:: WHAT THE TASK ASKS ::
Pull out from the material below all lines with "title".

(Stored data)
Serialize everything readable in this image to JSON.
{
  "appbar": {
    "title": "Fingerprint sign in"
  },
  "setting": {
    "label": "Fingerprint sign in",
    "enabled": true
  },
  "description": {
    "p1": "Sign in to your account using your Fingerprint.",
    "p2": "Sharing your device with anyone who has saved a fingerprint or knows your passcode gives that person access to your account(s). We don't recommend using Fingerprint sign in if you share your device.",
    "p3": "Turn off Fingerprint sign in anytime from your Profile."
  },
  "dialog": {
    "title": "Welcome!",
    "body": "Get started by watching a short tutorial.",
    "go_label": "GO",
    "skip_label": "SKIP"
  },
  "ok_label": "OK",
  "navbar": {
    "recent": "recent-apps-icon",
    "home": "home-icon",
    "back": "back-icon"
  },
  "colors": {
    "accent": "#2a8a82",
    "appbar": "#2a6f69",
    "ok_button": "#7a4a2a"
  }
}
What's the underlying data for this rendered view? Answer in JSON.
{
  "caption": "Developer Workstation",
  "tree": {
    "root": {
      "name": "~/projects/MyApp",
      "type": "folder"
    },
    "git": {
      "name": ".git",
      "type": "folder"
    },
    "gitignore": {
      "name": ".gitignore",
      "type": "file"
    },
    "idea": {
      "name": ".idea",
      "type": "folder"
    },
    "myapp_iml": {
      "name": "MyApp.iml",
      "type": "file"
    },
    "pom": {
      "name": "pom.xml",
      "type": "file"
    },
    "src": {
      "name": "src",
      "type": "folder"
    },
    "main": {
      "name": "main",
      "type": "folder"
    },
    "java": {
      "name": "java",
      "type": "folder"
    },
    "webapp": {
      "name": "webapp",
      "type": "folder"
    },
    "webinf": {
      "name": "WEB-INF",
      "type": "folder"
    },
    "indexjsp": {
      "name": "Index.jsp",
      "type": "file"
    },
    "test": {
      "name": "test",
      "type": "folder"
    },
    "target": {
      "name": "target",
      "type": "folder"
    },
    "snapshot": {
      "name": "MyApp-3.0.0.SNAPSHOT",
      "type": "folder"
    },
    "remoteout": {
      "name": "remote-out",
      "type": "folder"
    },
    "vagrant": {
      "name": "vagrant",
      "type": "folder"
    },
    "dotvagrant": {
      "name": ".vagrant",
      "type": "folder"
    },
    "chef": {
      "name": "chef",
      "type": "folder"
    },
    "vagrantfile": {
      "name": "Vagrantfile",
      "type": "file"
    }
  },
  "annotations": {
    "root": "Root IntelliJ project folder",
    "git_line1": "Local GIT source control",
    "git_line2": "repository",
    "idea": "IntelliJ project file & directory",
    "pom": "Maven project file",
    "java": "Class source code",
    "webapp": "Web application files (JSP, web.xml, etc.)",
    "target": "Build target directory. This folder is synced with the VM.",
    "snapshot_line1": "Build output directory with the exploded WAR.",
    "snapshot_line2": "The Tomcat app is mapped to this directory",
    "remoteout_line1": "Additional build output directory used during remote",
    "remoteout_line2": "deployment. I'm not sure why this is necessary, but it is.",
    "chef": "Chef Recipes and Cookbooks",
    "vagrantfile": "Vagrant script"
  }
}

:: ANSWER TO THE PROBLEM ::
    "title": "Fingerprint sign in"
    "title": "Welcome!",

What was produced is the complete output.